**WHAT IS ASKED:**
Give back the records below exactly, every one, with no pictures.

**DATA:**

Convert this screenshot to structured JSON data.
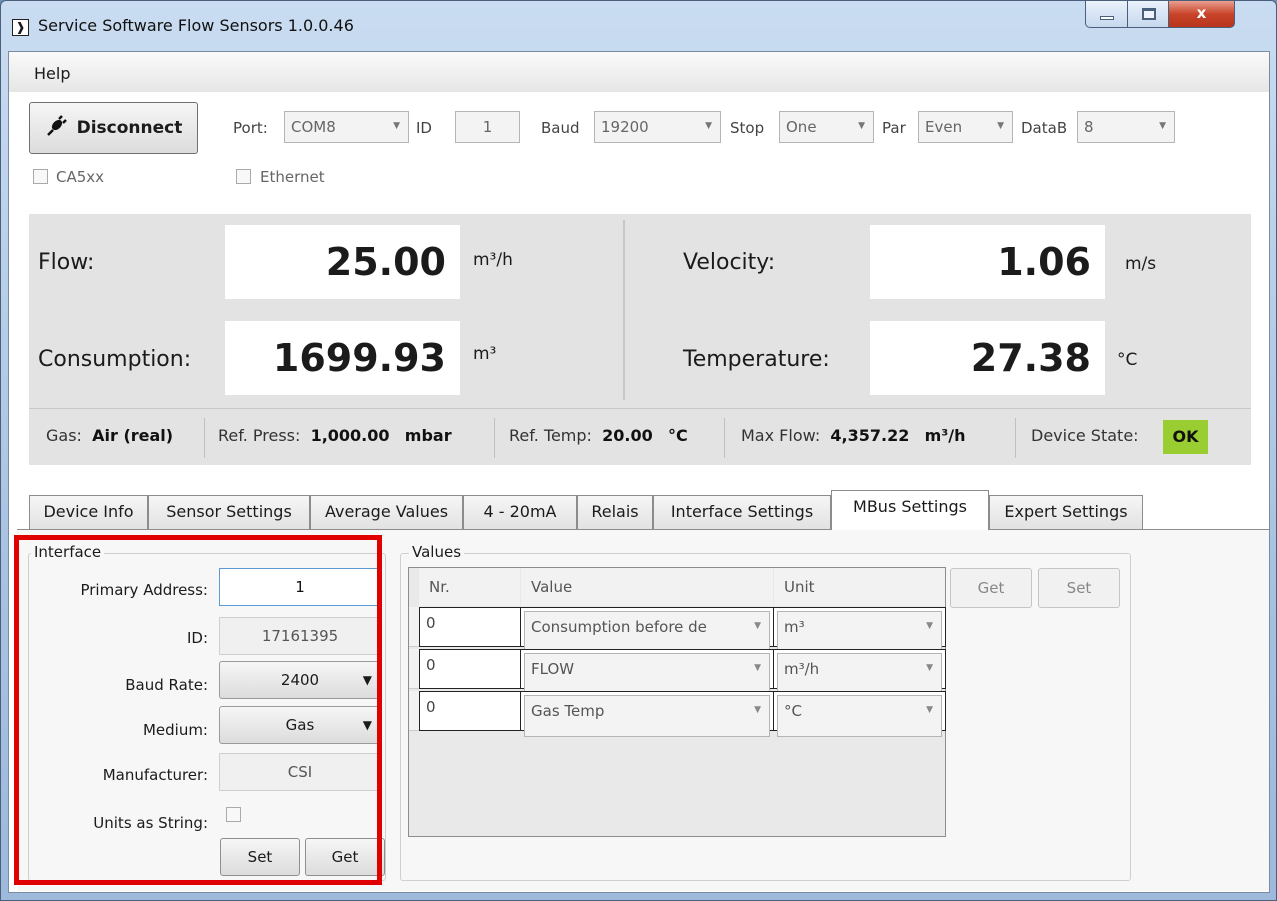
{
  "window": {
    "title": "Service Software Flow Sensors 1.0.0.46",
    "icon_glyph": "❱",
    "close_glyph": "x"
  },
  "menu": {
    "help": "Help"
  },
  "connection": {
    "disconnect_label": "Disconnect",
    "port_label": "Port:",
    "port_value": "COM8",
    "id_label": "ID",
    "id_value": "1",
    "baud_label": "Baud",
    "baud_value": "19200",
    "stop_label": "Stop",
    "stop_value": "One",
    "par_label": "Par",
    "par_value": "Even",
    "datab_label": "DataB",
    "datab_value": "8",
    "ca5xx_label": "CA5xx",
    "ethernet_label": "Ethernet"
  },
  "measurements": {
    "flow_label": "Flow:",
    "flow_value": "25.00",
    "flow_unit": "m³/h",
    "consumption_label": "Consumption:",
    "consumption_value": "1699.93",
    "consumption_unit": "m³",
    "velocity_label": "Velocity:",
    "velocity_value": "1.06",
    "velocity_unit": "m/s",
    "temperature_label": "Temperature:",
    "temperature_value": "27.38",
    "temperature_unit": "°C"
  },
  "info": {
    "gas_label": "Gas:",
    "gas_value": "Air (real)",
    "ref_press_label": "Ref. Press:",
    "ref_press_value": "1,000.00",
    "ref_press_unit": "mbar",
    "ref_temp_label": "Ref. Temp:",
    "ref_temp_value": "20.00",
    "ref_temp_unit": "°C",
    "max_flow_label": "Max Flow:",
    "max_flow_value": "4,357.22",
    "max_flow_unit": "m³/h",
    "device_state_label": "Device State:",
    "device_state_value": "OK",
    "ok_color": "#9acd32"
  },
  "tabs": [
    {
      "label": "Device Info"
    },
    {
      "label": "Sensor Settings"
    },
    {
      "label": "Average Values"
    },
    {
      "label": "4 - 20mA"
    },
    {
      "label": "Relais"
    },
    {
      "label": "Interface Settings"
    },
    {
      "label": "MBus Settings"
    },
    {
      "label": "Expert Settings"
    }
  ],
  "active_tab": "MBus Settings",
  "interface": {
    "title": "Interface",
    "primary_address_label": "Primary Address:",
    "primary_address_value": "1",
    "id_label": "ID:",
    "id_value": "17161395",
    "baud_rate_label": "Baud Rate:",
    "baud_rate_value": "2400",
    "medium_label": "Medium:",
    "medium_value": "Gas",
    "manufacturer_label": "Manufacturer:",
    "manufacturer_value": "CSI",
    "units_as_string_label": "Units as String:",
    "set_label": "Set",
    "get_label": "Get"
  },
  "values": {
    "title": "Values",
    "columns": [
      "Nr.",
      "Value",
      "Unit"
    ],
    "rows": [
      {
        "nr": "0",
        "value": "Consumption before de",
        "unit": "m³"
      },
      {
        "nr": "0",
        "value": "FLOW",
        "unit": "m³/h"
      },
      {
        "nr": "0",
        "value": "Gas Temp",
        "unit": "°C"
      }
    ],
    "get_label": "Get",
    "set_label": "Set"
  },
  "highlight_color": "#e00000"
}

**EXERCISE RESPONSE:**
Convert this screenshot to structured JSON data.
{
  "window": {
    "title": "Service Software Flow Sensors 1.0.0.46",
    "icon_glyph": "❱",
    "close_glyph": "x"
  },
  "menu": {
    "help": "Help"
  },
  "connection": {
    "disconnect_label": "Disconnect",
    "port_label": "Port:",
    "port_value": "COM8",
    "id_label": "ID",
    "id_value": "1",
    "baud_label": "Baud",
    "baud_value": "19200",
    "stop_label": "Stop",
    "stop_value": "One",
    "par_label": "Par",
    "par_value": "Even",
    "datab_label": "DataB",
    "datab_value": "8",
    "ca5xx_label": "CA5xx",
    "ethernet_label": "Ethernet"
  },
  "measurements": {
    "flow_label": "Flow:",
    "flow_value": "25.00",
    "flow_unit": "m³/h",
    "consumption_label": "Consumption:",
    "consumption_value": "1699.93",
    "consumption_unit": "m³",
    "velocity_label": "Velocity:",
    "velocity_value": "1.06",
    "velocity_unit": "m/s",
    "temperature_label": "Temperature:",
    "temperature_value": "27.38",
    "temperature_unit": "°C"
  },
  "info": {
    "gas_label": "Gas:",
    "gas_value": "Air (real)",
    "ref_press_label": "Ref. Press:",
    "ref_press_value": "1,000.00",
    "ref_press_unit": "mbar",
    "ref_temp_label": "Ref. Temp:",
    "ref_temp_value": "20.00",
    "ref_temp_unit": "°C",
    "max_flow_label": "Max Flow:",
    "max_flow_value": "4,357.22",
    "max_flow_unit": "m³/h",
    "device_state_label": "Device State:",
    "device_state_value": "OK",
    "ok_color": "#9acd32"
  },
  "tabs": [
    {
      "label": "Device Info"
    },
    {
      "label": "Sensor Settings"
    },
    {
      "label": "Average Values"
    },
    {
      "label": "4 - 20mA"
    },
    {
      "label": "Relais"
    },
    {
      "label": "Interface Settings"
    },
    {
      "label": "MBus Settings"
    },
    {
      "label": "Expert Settings"
    }
  ],
  "active_tab": "MBus Settings",
  "interface": {
    "title": "Interface",
    "primary_address_label": "Primary Address:",
    "primary_address_value": "1",
    "id_label": "ID:",
    "id_value": "17161395",
    "baud_rate_label": "Baud Rate:",
    "baud_rate_value": "2400",
    "medium_label": "Medium:",
    "medium_value": "Gas",
    "manufacturer_label": "Manufacturer:",
    "manufacturer_value": "CSI",
    "units_as_string_label": "Units as String:",
    "set_label": "Set",
    "get_label": "Get"
  },
  "values": {
    "title": "Values",
    "columns": [
      "Nr.",
      "Value",
      "Unit"
    ],
    "rows": [
      {
        "nr": "0",
        "value": "Consumption before de",
        "unit": "m³"
      },
      {
        "nr": "0",
        "value": "FLOW",
        "unit": "m³/h"
      },
      {
        "nr": "0",
        "value": "Gas Temp",
        "unit": "°C"
      }
    ],
    "get_label": "Get",
    "set_label": "Set"
  },
  "highlight_color": "#e00000"
}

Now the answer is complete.